**BLOQUE DE TEXTO:**
***
Época: eco XVIII
Inicio: Año 1660
Fin: Año 1789

Antecedente:
Las relaciones comerciales

(C) Antonio Blanco Freijeiro



Comentario

La expansión comercial del siglo XVIII estuvo sostenida por un importante aumento de la moneda y los medios de pago en general, así como por la aceleración de la velocidad de circulación monetaria, debido al cada vez más frecuente recurso al crédito, favorecido a su vez por unas instituciones financieras en rápida evolución (hay historiadores que califican el proceso de revolución financiera).
La recuperación de la llegada de metales preciosos a Europa, era, como señala M. Morineau, un hecho a partir de 1660 y las cifras de las últimas décadas del XVII (básicamente, plata de México y Perú) superaban ya los máximos de un siglo atrás. Se añadiría desde 1700 el oro procedente de Brasil: unos 500 millones de piastras en total -la cuarta parte de los metales venidos de América-, algo más de la mitad concentrados entre 1720 y 1755; desde esta fecha, la llegada de oro brasileño descendió paulatinamente, con algún alza esporádica (1776-1780), estabilizándose en cifras más bien bajas (en torno a los 2 millones de piastras de promedio anual) desde 1780 hasta el final del siglo. La producción de plata americana, por el contrario, creció constantemente desde 1720, con dos máximos en 1726-1730 y 1766-1775 y alcanzando entre 1781 y 1795 máximos absolutos: cifras medias -en torno a los 30 millones de piastras anuales- que triplicaban a las dos primeras décadas del siglo. Europa, pues, dispuso de mayor cantidad de metal precioso que nunca, influyendo decisivamente en el desarrollo económico y contribuyendo a la nueva jerarquización de las potencias. Gran Bretaña, como ya hemos señalado, fue la principal beneficiaria del oro brasileño, pero -sin tratar por ello de minimizar su impacto- conviene prevenir contra la tentación de relacionarlo mecánicamente con el desarrollo del comercio inglés: el gran crecimiento de éste se produjo a partir de 1763, precisamente cuando la producción aurífera de Brasil estaba ya en franco declive, y teniendo la demanda americana e irlandesa como poderoso motor. La plata hispana, por su parte, contribuyó a la recuperación de la Monarquía, pero su atraso industrial, mercantil y financiero impidió su control, desviándose, directamente o por intermedio de las Provincias Unidas, hacia otros países europeos, proveyéndoles del metal necesario para financiar, entre otras cosas, sus deficitarios comercios, por ejemplo, con Asia o el Mediterráneo oriental.
***
**TAREAS:**
• A. Imprime el fragmento del texto sobre la expansión comercial que empieza en "(C) Antonio Blanco" y termina en "de revolución financiera).".
• B. Según el texto sobre la expansión comercial:
(i) ¿De dónde procedía el oro que se añadió desde 1700?
(ii) ¿A partir de qué año se produjo el gran crecimiento del comercio inglés?
(iii) ¿Cuál fue la cifra media anual de plata americana entre 1781 y 1795?
Responde basándote solo en el texto sobre la expansión comercial.
***
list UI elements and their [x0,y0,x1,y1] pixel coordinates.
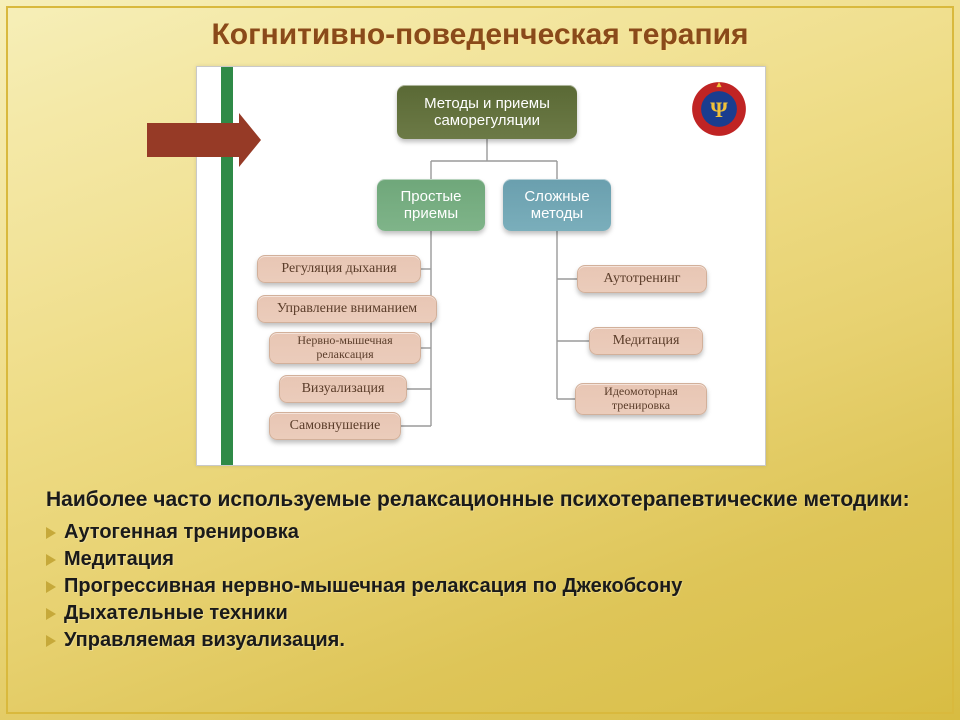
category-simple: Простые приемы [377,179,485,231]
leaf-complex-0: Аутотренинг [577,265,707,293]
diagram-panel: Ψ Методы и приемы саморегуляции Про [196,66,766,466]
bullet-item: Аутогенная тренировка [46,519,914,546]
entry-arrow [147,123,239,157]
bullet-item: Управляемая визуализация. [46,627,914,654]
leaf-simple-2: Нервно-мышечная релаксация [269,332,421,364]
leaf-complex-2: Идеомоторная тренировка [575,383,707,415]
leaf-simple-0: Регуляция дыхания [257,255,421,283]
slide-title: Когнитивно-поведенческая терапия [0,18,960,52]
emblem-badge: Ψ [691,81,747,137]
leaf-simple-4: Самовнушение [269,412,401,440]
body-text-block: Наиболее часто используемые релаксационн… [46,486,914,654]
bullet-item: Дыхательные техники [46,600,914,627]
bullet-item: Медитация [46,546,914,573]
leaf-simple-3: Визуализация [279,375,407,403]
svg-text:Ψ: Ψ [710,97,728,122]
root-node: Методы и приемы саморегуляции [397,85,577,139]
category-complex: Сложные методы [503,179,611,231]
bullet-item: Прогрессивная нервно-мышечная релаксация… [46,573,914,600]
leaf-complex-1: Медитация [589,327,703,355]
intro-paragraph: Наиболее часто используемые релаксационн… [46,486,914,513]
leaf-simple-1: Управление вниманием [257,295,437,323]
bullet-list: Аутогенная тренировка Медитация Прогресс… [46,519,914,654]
***
**RESPUESTAS POR TAREA:**
• A.
(C) Antonio Blanco Freijeiro



Comentario

La expansión comercial del siglo XVIII estuvo sostenida por un importante aumento de la moneda y los medios de pago en general, así como por la aceleración de la velocidad de circulación monetaria, debido al cada vez más frecuente recurso al crédito, favorecido a su vez por unas instituciones financieras en rápida evolución (hay historiadores que califican el proceso de revolución financiera).

• B.
(i) De Brasil.
(ii) A partir de 1763.
(iii) En torno a los 30 millones de piastras anuales.